** DIRECTIONS **
Rename "bar-segment" to "stacked-bar" throughout the material and write out its lines again with nothing else changed. Leave the pictures out.

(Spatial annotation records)
═══

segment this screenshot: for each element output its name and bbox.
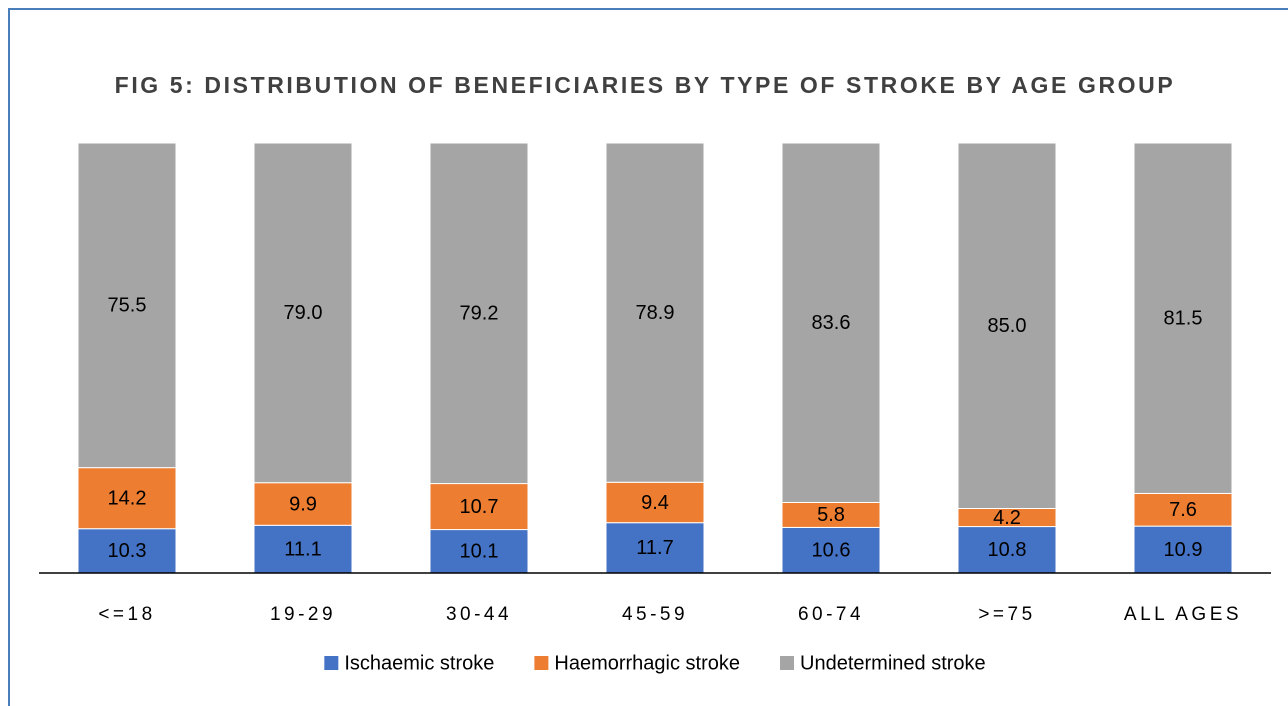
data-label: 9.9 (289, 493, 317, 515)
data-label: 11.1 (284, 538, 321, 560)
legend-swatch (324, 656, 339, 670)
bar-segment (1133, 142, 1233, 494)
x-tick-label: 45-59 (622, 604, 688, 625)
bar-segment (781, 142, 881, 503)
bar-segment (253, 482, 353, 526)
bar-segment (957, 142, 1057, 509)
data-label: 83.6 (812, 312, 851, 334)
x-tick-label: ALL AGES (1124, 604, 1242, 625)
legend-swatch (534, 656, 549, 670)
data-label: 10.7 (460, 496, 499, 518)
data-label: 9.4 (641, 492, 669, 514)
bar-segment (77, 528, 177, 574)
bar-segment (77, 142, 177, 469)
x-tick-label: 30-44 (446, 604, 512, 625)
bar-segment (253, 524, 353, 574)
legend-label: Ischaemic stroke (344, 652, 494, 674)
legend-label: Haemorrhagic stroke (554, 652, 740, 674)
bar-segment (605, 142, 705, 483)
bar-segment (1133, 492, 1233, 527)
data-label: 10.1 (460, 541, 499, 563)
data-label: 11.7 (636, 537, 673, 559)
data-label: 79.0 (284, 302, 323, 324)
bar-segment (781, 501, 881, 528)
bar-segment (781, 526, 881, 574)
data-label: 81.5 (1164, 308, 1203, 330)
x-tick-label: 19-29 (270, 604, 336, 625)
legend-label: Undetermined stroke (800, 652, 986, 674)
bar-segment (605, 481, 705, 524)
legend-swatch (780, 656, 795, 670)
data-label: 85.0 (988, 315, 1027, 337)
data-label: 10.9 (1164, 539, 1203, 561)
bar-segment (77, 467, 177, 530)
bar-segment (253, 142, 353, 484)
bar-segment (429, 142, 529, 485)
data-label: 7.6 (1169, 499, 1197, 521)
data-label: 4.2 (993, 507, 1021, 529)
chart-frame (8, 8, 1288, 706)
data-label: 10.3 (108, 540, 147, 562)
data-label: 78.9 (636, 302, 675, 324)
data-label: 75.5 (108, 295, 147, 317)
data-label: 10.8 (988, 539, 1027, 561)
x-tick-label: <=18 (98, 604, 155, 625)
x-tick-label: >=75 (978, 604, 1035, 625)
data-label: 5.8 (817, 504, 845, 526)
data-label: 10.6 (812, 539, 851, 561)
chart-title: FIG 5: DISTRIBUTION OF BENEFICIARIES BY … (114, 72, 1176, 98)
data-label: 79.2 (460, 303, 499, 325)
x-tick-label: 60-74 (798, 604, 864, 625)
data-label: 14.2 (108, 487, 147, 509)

═══

** SOLUTION TO THE EXERCISE **
segment this screenshot: for each element output its name and bbox.
data-label: 9.9 (289, 493, 317, 515)
data-label: 11.1 (284, 538, 321, 560)
legend-swatch (324, 656, 339, 670)
stacked-bar (1133, 142, 1233, 494)
x-tick-label: 45-59 (622, 604, 688, 625)
stacked-bar (781, 142, 881, 503)
stacked-bar (253, 482, 353, 526)
stacked-bar (957, 142, 1057, 509)
data-label: 83.6 (812, 312, 851, 334)
x-tick-label: ALL AGES (1124, 604, 1242, 625)
legend-swatch (534, 656, 549, 670)
data-label: 10.7 (460, 496, 499, 518)
data-label: 9.4 (641, 492, 669, 514)
stacked-bar (77, 528, 177, 574)
stacked-bar (77, 142, 177, 469)
x-tick-label: 30-44 (446, 604, 512, 625)
stacked-bar (253, 524, 353, 574)
legend-label: Ischaemic stroke (344, 652, 494, 674)
legend-label: Haemorrhagic stroke (554, 652, 740, 674)
stacked-bar (605, 142, 705, 483)
stacked-bar (1133, 492, 1233, 527)
data-label: 10.1 (460, 541, 499, 563)
data-label: 11.7 (636, 537, 673, 559)
data-label: 79.0 (284, 302, 323, 324)
stacked-bar (781, 501, 881, 528)
stacked-bar (781, 526, 881, 574)
data-label: 81.5 (1164, 308, 1203, 330)
x-tick-label: 19-29 (270, 604, 336, 625)
legend-label: Undetermined stroke (800, 652, 986, 674)
stacked-bar (605, 481, 705, 524)
legend-swatch (780, 656, 795, 670)
data-label: 85.0 (988, 315, 1027, 337)
data-label: 10.9 (1164, 539, 1203, 561)
stacked-bar (77, 467, 177, 530)
stacked-bar (253, 142, 353, 484)
stacked-bar (429, 142, 529, 485)
data-label: 7.6 (1169, 499, 1197, 521)
data-label: 4.2 (993, 507, 1021, 529)
chart-frame (8, 8, 1288, 706)
data-label: 10.3 (108, 540, 147, 562)
data-label: 78.9 (636, 302, 675, 324)
data-label: 75.5 (108, 295, 147, 317)
data-label: 10.8 (988, 539, 1027, 561)
x-tick-label: <=18 (98, 604, 155, 625)
x-tick-label: >=75 (978, 604, 1035, 625)
data-label: 5.8 (817, 504, 845, 526)
data-label: 10.6 (812, 539, 851, 561)
chart-title: FIG 5: DISTRIBUTION OF BENEFICIARIES BY … (114, 72, 1176, 98)
data-label: 79.2 (460, 303, 499, 325)
x-tick-label: 60-74 (798, 604, 864, 625)
data-label: 14.2 (108, 487, 147, 509)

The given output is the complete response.